(GIVEN PASSAGE begins)
Data Breach Involves 254K Medicare Beneficiaries
A business associate of a government contractor is hit with a ransomware attack.
The Centers for Medicare & Medicaid Services (CMS) confirms that Healthcare Management Solutions, LLC (HMS), a subcontractor of ASRC Federal Data Solutions, LLC (ASRC Federal), experienced a data breach in the form of a ransomware attack. The breach may have exposed some Medicare beneficiaries’ personally identifiable information (PII) and protected health information (PHI); however, none of CMS’ systems were breached and no claims data were involved.
CMS Responds to Breach
CMS mailed letters in December 2022 to 254,000 Medicare enrollees who may have been affected. The Oct. 8, 2022, breach may have compromised PII and PHI including names, home addresses, banking information, and Social Security numbers.
“The safeguarding and security of beneficiary information is of the utmost importance to this agency,” said CMS Administrator Chiquita Brooks-LaSure. “We continue to assess the impact of the breach involving the subcontractor, facilitate support to individuals potentially affected by the incident, and will take all necessary actions needed to safeguard the information entrusted to CMS.”
Since the incident, CMS has been working with ASRC Federal to determine what information and which individuals may have been affected. CMS reported that it is unaware of any attempted or actual misuse of Medicare beneficiaries’ PII or PHI. The data breach will not affect Medicare benefits or coverage.
As a precautionary measure, CMS is issuing affected enrollees new Medicare cards with a new Medicare Beneficiary Identifier number. Those affected are also encouraged to contact their financial institutions to alert them that their banking information may be compromised. CMS is also offering free-of-charge Equifax Complete Premier credit monitoring services to those affected.
Here’s What Happened
The contract services ASRC Federal provides to CMS as a business associate include resolving system errors related to Medicare beneficiary entitlement and premium payment records and collecting Medicare premiums from the direct-paying beneficiary population. HMS does not handle Medicare claims information.
(GIVEN PASSAGE ends)
EXERCISES:
A – Rewrite the Medicare data breach article starting with "CMS Responds to" and going on through "Social Security numbers.", replacing "letters" with "notices".
B – List the kinds of personal information that the Medicare data breach article says the Oct. 8, 2022, breach may have compromised.
The material that comes next has no connection to the article on the Medicare data breach.
(GIVEN ENTRIES begins)
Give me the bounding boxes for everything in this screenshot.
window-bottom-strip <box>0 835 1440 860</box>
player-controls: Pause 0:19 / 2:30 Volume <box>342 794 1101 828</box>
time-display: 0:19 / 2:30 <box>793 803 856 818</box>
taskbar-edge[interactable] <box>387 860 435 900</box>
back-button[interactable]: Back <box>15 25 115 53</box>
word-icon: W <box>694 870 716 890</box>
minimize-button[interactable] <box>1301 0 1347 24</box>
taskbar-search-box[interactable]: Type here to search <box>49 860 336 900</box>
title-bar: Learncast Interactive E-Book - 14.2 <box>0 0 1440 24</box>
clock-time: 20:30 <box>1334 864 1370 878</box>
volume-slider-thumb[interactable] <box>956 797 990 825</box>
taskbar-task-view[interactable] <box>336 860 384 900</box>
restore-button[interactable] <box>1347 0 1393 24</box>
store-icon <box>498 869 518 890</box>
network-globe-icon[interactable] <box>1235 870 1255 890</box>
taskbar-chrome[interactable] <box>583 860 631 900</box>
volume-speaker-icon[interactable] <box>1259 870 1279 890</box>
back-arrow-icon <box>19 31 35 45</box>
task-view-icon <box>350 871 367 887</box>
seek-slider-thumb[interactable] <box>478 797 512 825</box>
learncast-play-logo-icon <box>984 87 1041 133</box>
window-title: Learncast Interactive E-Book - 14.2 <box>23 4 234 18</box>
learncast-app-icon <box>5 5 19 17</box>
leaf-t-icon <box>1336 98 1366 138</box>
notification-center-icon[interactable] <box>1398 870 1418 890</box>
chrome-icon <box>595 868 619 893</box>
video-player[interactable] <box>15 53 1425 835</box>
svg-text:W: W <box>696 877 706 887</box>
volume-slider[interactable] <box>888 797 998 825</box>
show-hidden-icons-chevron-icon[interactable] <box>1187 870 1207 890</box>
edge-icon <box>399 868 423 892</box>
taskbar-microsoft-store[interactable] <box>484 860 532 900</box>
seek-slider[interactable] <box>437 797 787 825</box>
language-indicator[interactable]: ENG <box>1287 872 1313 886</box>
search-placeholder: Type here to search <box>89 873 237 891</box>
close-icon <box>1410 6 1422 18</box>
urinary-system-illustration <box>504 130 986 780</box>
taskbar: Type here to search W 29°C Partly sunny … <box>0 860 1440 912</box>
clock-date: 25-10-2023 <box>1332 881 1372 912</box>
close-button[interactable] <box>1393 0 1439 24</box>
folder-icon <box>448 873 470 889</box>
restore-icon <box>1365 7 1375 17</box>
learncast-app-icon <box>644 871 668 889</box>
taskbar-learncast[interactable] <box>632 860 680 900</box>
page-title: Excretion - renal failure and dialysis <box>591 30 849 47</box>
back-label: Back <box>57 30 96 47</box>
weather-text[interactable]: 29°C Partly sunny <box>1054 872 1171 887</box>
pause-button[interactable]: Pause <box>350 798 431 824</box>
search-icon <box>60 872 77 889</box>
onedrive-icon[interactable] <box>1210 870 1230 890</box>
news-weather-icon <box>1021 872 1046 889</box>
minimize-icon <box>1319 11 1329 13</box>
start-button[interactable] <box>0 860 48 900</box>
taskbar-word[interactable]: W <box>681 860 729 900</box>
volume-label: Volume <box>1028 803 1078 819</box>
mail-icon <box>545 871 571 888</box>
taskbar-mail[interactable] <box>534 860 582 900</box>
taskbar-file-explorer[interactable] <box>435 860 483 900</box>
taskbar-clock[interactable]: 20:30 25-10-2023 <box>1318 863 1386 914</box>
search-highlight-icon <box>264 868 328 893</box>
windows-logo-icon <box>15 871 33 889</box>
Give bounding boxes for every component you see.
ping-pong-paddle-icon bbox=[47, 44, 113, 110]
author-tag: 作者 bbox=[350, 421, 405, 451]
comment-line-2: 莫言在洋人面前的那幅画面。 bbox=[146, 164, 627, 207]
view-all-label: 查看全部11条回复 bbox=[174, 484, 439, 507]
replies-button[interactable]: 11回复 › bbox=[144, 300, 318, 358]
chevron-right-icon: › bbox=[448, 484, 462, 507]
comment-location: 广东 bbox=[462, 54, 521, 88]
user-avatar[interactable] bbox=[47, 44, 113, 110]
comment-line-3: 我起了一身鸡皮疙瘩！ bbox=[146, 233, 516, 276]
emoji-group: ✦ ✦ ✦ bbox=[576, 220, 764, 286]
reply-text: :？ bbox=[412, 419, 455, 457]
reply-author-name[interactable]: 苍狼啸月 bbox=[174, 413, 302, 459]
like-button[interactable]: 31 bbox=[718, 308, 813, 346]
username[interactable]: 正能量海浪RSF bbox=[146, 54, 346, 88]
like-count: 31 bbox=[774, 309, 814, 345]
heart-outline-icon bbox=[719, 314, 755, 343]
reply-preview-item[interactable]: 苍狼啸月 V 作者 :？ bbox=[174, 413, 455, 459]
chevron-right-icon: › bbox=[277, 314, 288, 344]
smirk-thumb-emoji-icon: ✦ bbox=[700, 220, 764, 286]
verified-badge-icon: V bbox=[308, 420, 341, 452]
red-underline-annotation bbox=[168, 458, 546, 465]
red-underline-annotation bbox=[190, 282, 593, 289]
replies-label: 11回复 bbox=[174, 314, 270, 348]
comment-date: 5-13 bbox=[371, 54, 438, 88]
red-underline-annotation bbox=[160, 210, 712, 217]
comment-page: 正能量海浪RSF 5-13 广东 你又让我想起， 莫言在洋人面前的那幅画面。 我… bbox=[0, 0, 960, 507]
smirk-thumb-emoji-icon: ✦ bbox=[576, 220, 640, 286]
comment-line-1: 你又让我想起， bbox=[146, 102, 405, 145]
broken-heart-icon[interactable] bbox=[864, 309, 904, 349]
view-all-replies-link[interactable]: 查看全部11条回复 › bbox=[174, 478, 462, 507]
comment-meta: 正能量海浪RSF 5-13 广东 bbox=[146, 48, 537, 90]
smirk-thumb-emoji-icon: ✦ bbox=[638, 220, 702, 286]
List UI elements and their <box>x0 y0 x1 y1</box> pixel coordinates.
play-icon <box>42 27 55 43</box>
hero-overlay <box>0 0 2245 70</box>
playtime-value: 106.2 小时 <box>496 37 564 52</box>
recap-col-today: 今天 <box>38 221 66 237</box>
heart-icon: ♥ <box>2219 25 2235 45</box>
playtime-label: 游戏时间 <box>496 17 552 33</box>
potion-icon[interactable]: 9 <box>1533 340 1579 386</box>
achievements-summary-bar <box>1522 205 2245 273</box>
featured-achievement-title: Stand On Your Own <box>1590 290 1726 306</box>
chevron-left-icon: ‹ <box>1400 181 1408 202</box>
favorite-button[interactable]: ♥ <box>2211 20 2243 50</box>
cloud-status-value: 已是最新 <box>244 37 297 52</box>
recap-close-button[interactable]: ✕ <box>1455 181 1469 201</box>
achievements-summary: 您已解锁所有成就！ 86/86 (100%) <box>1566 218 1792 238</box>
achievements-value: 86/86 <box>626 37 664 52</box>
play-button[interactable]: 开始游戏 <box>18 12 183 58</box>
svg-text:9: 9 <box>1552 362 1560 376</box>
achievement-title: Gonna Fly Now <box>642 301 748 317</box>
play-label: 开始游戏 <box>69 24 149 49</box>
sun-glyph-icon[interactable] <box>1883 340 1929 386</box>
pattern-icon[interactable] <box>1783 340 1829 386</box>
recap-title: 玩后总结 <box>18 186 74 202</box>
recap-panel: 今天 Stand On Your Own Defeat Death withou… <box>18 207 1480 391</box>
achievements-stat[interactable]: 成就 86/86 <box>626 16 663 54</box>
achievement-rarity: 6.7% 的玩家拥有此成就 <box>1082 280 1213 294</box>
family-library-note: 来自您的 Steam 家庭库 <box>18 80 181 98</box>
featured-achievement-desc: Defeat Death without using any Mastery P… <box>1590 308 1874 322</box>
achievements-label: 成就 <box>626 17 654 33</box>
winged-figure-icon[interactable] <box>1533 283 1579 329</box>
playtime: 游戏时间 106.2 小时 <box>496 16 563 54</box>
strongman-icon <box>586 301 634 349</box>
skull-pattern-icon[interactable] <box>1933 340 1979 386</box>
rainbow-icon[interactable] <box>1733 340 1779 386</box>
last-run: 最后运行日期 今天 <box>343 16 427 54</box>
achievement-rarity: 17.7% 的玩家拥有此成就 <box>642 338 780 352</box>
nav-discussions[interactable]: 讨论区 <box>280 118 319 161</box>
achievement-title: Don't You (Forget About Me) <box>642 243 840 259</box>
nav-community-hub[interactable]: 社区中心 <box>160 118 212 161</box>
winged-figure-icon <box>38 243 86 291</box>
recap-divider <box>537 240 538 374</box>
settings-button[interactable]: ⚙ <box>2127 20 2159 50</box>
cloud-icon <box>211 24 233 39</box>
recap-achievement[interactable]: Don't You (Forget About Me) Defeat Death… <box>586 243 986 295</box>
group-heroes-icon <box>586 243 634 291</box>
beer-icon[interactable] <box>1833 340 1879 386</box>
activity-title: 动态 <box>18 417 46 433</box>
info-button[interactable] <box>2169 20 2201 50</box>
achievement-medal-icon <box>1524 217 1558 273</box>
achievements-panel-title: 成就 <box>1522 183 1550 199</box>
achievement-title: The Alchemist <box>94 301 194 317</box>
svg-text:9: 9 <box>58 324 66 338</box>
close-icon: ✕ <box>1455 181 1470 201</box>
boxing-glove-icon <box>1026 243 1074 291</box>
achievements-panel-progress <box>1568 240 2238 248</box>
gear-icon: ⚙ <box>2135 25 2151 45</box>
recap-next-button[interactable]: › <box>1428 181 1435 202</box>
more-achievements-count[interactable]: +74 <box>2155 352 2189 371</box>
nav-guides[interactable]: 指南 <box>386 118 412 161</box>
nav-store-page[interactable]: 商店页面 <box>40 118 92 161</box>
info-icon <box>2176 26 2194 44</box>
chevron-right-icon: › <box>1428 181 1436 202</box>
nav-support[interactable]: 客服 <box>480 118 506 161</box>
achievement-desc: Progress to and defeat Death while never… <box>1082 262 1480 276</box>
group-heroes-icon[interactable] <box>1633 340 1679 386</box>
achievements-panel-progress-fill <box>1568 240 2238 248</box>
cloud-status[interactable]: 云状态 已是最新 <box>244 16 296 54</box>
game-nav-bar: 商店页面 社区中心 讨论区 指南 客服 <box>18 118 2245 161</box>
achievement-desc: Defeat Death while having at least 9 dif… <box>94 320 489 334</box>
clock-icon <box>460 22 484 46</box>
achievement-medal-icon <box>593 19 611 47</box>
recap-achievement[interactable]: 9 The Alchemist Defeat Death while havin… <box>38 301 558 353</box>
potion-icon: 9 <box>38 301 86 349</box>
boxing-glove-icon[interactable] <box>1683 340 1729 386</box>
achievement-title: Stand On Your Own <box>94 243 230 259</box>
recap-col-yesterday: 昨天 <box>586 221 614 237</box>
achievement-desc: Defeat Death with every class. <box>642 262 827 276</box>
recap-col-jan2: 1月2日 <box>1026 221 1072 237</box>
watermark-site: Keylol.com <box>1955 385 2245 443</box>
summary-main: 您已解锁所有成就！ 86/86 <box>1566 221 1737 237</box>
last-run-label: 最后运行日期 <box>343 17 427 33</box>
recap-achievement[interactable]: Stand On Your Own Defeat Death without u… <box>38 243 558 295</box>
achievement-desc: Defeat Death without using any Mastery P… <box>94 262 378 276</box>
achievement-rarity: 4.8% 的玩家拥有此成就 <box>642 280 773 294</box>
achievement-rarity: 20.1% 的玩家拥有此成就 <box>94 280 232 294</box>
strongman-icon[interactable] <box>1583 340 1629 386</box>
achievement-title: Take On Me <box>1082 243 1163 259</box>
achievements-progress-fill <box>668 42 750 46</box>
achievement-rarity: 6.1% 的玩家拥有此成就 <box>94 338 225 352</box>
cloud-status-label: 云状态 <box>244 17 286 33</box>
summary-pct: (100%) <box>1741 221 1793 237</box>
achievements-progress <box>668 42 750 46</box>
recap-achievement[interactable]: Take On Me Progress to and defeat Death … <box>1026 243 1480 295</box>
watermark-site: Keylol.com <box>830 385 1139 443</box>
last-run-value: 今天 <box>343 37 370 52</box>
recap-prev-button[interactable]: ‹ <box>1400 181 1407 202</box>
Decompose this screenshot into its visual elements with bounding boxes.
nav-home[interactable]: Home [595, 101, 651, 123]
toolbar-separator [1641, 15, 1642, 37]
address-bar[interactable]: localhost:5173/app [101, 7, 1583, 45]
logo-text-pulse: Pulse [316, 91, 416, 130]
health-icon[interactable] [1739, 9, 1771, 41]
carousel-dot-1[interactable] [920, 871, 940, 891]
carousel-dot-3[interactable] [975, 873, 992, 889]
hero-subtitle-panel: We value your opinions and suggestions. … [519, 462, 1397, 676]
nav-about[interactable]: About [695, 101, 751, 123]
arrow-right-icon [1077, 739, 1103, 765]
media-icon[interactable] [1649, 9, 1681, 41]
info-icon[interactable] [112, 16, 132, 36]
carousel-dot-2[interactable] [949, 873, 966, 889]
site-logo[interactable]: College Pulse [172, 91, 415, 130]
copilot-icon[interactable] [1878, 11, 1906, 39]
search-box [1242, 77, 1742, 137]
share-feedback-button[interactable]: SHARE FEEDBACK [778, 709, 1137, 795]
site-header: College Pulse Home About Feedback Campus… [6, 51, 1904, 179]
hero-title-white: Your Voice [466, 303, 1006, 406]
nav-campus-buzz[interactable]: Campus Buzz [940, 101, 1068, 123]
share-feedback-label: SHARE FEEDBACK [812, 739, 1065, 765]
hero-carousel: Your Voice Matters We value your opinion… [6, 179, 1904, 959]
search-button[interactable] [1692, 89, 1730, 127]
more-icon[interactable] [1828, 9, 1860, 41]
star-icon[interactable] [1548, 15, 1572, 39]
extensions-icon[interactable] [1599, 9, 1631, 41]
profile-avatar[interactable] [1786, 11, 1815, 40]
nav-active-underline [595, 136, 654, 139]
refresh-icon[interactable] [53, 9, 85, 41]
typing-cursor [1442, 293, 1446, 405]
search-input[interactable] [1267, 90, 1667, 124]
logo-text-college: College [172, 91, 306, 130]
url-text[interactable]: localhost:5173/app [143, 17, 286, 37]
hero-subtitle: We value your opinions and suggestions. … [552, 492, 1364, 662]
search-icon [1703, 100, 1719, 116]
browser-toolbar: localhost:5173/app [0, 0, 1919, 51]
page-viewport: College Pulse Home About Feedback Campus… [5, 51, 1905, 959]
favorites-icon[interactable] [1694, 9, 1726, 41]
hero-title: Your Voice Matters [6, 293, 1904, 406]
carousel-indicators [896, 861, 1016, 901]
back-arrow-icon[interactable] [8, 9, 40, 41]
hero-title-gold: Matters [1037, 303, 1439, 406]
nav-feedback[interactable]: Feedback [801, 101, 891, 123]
(GIVEN ENTRIES ends)
OUTPUTS BY TASK:
A –
CMS Responds to Breach
CMS mailed notices in December 2022 to 254,000 Medicare enrollees who may have been affected. The Oct. 8, 2022, breach may have compromised PII and PHI including names, home addresses, banking information, and Social Security numbers.

B –
- Names
- Home addresses
- Banking information
- Social Security numbers